• **WORK TO DO**: Set down every entry word for word. Omit the pictures.

• **GIVEN DATA**:
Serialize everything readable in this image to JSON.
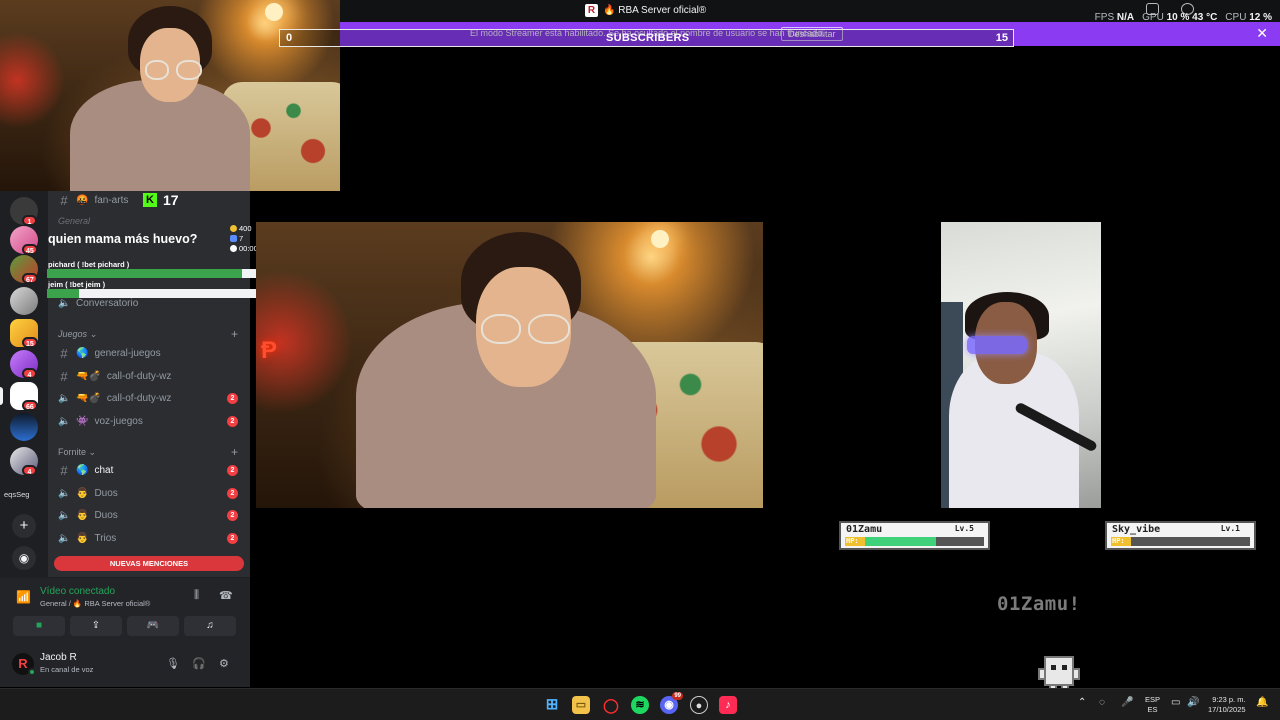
{
  "window": {
    "title": "🔥 RBA Server oficial®",
    "logo_letter": "R",
    "fps_label": "FPS",
    "fps_value": "N/A",
    "gpu_label": "GPU",
    "gpu_value": "10 % 43 °C",
    "cpu_label": "CPU",
    "cpu_value": "12 %"
  },
  "banner": {
    "message": "El modo Streamer está habilitado. Se ha ocultado el nombre de usuario se han truncado.",
    "button": "Deshabilitar",
    "close": "✕"
  },
  "subscribers": {
    "label": "SUBSCRIBERS",
    "min": "0",
    "max": "15"
  },
  "poll": {
    "question": "quien mama más huevo?",
    "coins": "400",
    "voters": "7",
    "timer": "00:00",
    "options": [
      {
        "label": "pichard ( !bet pichard )",
        "share": 0.86
      },
      {
        "label": "jeim ( !bet jeim )",
        "share": 0.14
      }
    ]
  },
  "kick": {
    "letter": "K",
    "count": "17"
  },
  "servers": [
    {
      "badge": "1"
    },
    {
      "badge": "45"
    },
    {
      "badge": "67"
    },
    {
      "badge": ""
    },
    {
      "badge": "15"
    },
    {
      "badge": "4"
    },
    {
      "badge": "66"
    },
    {
      "badge": ""
    },
    {
      "badge": "4"
    }
  ],
  "server_folder_label": "eqsSeg",
  "channels": {
    "top_channel": "fan-arts",
    "hidden_category": "General",
    "voice_room": "Conversatorio",
    "categories": [
      {
        "name": "Juegos",
        "items": [
          {
            "type": "text",
            "emoji": "🌎",
            "name": "general-juegos",
            "count": ""
          },
          {
            "type": "text",
            "emoji": "🔫💣",
            "name": "call-of-duty-wz",
            "count": ""
          },
          {
            "type": "voice",
            "emoji": "🔫💣",
            "name": "call-of-duty-wz",
            "count": "2"
          },
          {
            "type": "voice",
            "emoji": "👾",
            "name": "voz-juegos",
            "count": "2"
          }
        ]
      },
      {
        "name": "Fornite",
        "items": [
          {
            "type": "text",
            "emoji": "🌎",
            "name": "chat",
            "count": "2"
          },
          {
            "type": "voice",
            "emoji": "👨",
            "name": "Duos",
            "count": "2"
          },
          {
            "type": "voice",
            "emoji": "👨",
            "name": "Duos",
            "count": "2"
          },
          {
            "type": "voice",
            "emoji": "👨",
            "name": "Trios",
            "count": "2"
          }
        ]
      }
    ],
    "mentions_button": "NUEVAS MENCIONES"
  },
  "voice": {
    "status": "Vídeo conectado",
    "location": "General / 🔥 RBA Server oficial®"
  },
  "user": {
    "name": "Jacob R",
    "status": "En canal de voz",
    "avatar_letter": "R"
  },
  "battle": {
    "player1": {
      "name": "01Zamu",
      "level": "Lv.5",
      "hp": 0.6
    },
    "player2": {
      "name": "Sky_vibe",
      "level": "Lv.1",
      "hp": 0.0
    },
    "hp_label": "HP:",
    "shout": "01Zamu!"
  },
  "taskbar": {
    "discord_badge": "99",
    "lang_top": "ESP",
    "lang_bottom": "ES",
    "time": "9:23 p. m.",
    "date": "17/10/2025"
  },
  "colors": {
    "banner": "#8b3cf2",
    "discord_red": "#f23f43",
    "discord_green": "#23a55a",
    "kick_green": "#53fc18",
    "hp_green": "#3fd27a"
  }
}
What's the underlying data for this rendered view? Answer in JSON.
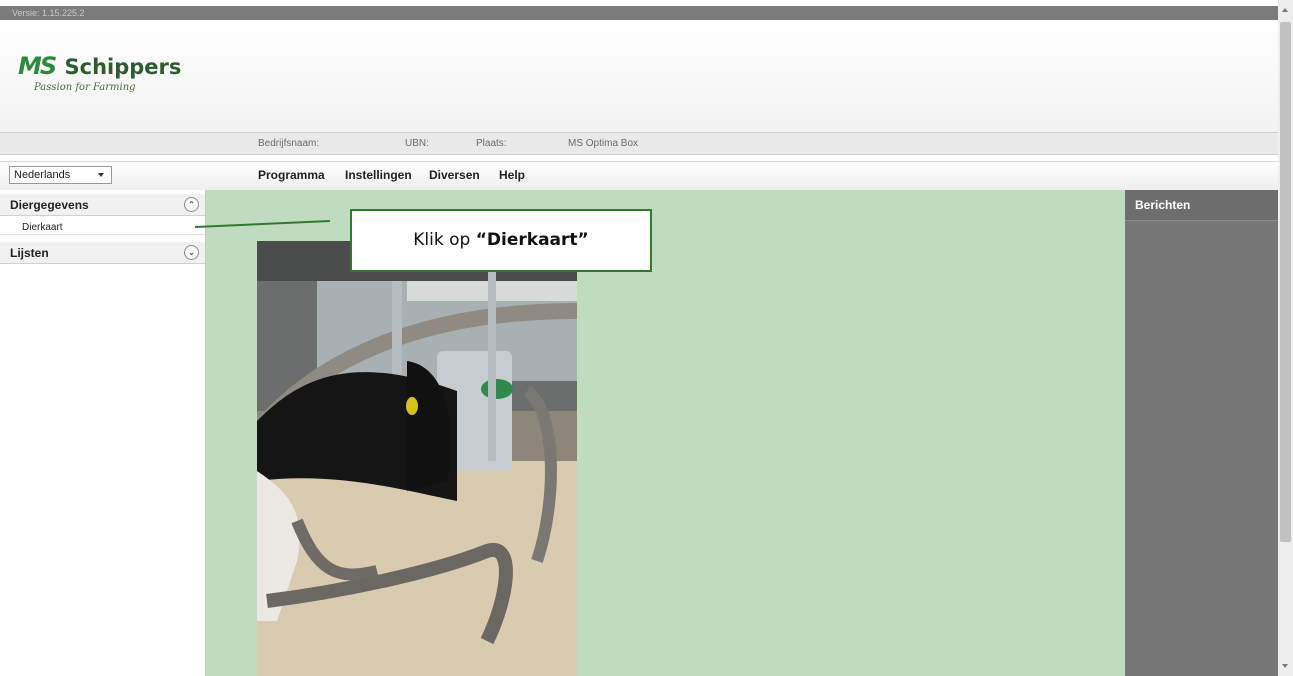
{
  "version_text": "Versie: 1.15.225.2",
  "brand": {
    "mark": "MS",
    "name": "Schippers",
    "tagline": "Passion for Farming"
  },
  "infobar": {
    "company_label": "Bedrijfsnaam:",
    "ubn_label": "UBN:",
    "place_label": "Plaats:",
    "product": "MS Optima Box"
  },
  "language": {
    "selected": "Nederlands"
  },
  "menu": [
    "Programma",
    "Instellingen",
    "Diversen",
    "Help"
  ],
  "sidebar": {
    "sections": [
      {
        "label": "Diergegevens",
        "expanded": true,
        "icon": "chevron-up-icon",
        "items": [
          "Dierkaart"
        ]
      },
      {
        "label": "Lijsten",
        "expanded": false,
        "icon": "chevron-down-icon",
        "items": []
      }
    ]
  },
  "callout": {
    "prefix": "Klik op ",
    "emphasis": "“Dierkaart”"
  },
  "right_panel": {
    "title": "Berichten"
  },
  "colors": {
    "content_bg": "#c0dcc0",
    "accent_green": "#2f7a2f",
    "panel_gray": "#777777"
  }
}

• **ANSWER BELOW**:
Serialize everything readable in this image to JSON.
{
  "window": {
    "title": "🔥 RBA Server oficial®",
    "logo_letter": "R",
    "fps_label": "FPS",
    "fps_value": "N/A",
    "gpu_label": "GPU",
    "gpu_value": "10 % 43 °C",
    "cpu_label": "CPU",
    "cpu_value": "12 %"
  },
  "banner": {
    "message": "El modo Streamer está habilitado. Se ha ocultado el nombre de usuario se han truncado.",
    "button": "Deshabilitar",
    "close": "✕"
  },
  "subscribers": {
    "label": "SUBSCRIBERS",
    "min": "0",
    "max": "15"
  },
  "poll": {
    "question": "quien mama más huevo?",
    "coins": "400",
    "voters": "7",
    "timer": "00:00",
    "options": [
      {
        "label": "pichard ( !bet pichard )",
        "share": 0.86
      },
      {
        "label": "jeim ( !bet jeim )",
        "share": 0.14
      }
    ]
  },
  "kick": {
    "letter": "K",
    "count": "17"
  },
  "servers": [
    {
      "badge": "1"
    },
    {
      "badge": "45"
    },
    {
      "badge": "67"
    },
    {
      "badge": ""
    },
    {
      "badge": "15"
    },
    {
      "badge": "4"
    },
    {
      "badge": "66"
    },
    {
      "badge": ""
    },
    {
      "badge": "4"
    }
  ],
  "server_folder_label": "eqsSeg",
  "channels": {
    "top_channel": "fan-arts",
    "hidden_category": "General",
    "voice_room": "Conversatorio",
    "categories": [
      {
        "name": "Juegos",
        "items": [
          {
            "type": "text",
            "emoji": "🌎",
            "name": "general-juegos",
            "count": ""
          },
          {
            "type": "text",
            "emoji": "🔫💣",
            "name": "call-of-duty-wz",
            "count": ""
          },
          {
            "type": "voice",
            "emoji": "🔫💣",
            "name": "call-of-duty-wz",
            "count": "2"
          },
          {
            "type": "voice",
            "emoji": "👾",
            "name": "voz-juegos",
            "count": "2"
          }
        ]
      },
      {
        "name": "Fornite",
        "items": [
          {
            "type": "text",
            "emoji": "🌎",
            "name": "chat",
            "count": "2"
          },
          {
            "type": "voice",
            "emoji": "👨",
            "name": "Duos",
            "count": "2"
          },
          {
            "type": "voice",
            "emoji": "👨",
            "name": "Duos",
            "count": "2"
          },
          {
            "type": "voice",
            "emoji": "👨",
            "name": "Trios",
            "count": "2"
          }
        ]
      }
    ],
    "mentions_button": "NUEVAS MENCIONES"
  },
  "voice": {
    "status": "Vídeo conectado",
    "location": "General / 🔥 RBA Server oficial®"
  },
  "user": {
    "name": "Jacob R",
    "status": "En canal de voz",
    "avatar_letter": "R"
  },
  "battle": {
    "player1": {
      "name": "01Zamu",
      "level": "Lv.5",
      "hp": 0.6
    },
    "player2": {
      "name": "Sky_vibe",
      "level": "Lv.1",
      "hp": 0.0
    },
    "hp_label": "HP:",
    "shout": "01Zamu!"
  },
  "taskbar": {
    "discord_badge": "99",
    "lang_top": "ESP",
    "lang_bottom": "ES",
    "time": "9:23 p. m.",
    "date": "17/10/2025"
  },
  "colors": {
    "banner": "#8b3cf2",
    "discord_red": "#f23f43",
    "discord_green": "#23a55a",
    "kick_green": "#53fc18",
    "hp_green": "#3fd27a"
  }
}
What's the underlying data for this rendered view? Answer in JSON.
{
  "version_text": "Versie: 1.15.225.2",
  "brand": {
    "mark": "MS",
    "name": "Schippers",
    "tagline": "Passion for Farming"
  },
  "infobar": {
    "company_label": "Bedrijfsnaam:",
    "ubn_label": "UBN:",
    "place_label": "Plaats:",
    "product": "MS Optima Box"
  },
  "language": {
    "selected": "Nederlands"
  },
  "menu": [
    "Programma",
    "Instellingen",
    "Diversen",
    "Help"
  ],
  "sidebar": {
    "sections": [
      {
        "label": "Diergegevens",
        "expanded": true,
        "icon": "chevron-up-icon",
        "items": [
          "Dierkaart"
        ]
      },
      {
        "label": "Lijsten",
        "expanded": false,
        "icon": "chevron-down-icon",
        "items": []
      }
    ]
  },
  "callout": {
    "prefix": "Klik op ",
    "emphasis": "“Dierkaart”"
  },
  "right_panel": {
    "title": "Berichten"
  },
  "colors": {
    "content_bg": "#c0dcc0",
    "accent_green": "#2f7a2f",
    "panel_gray": "#777777"
  }
}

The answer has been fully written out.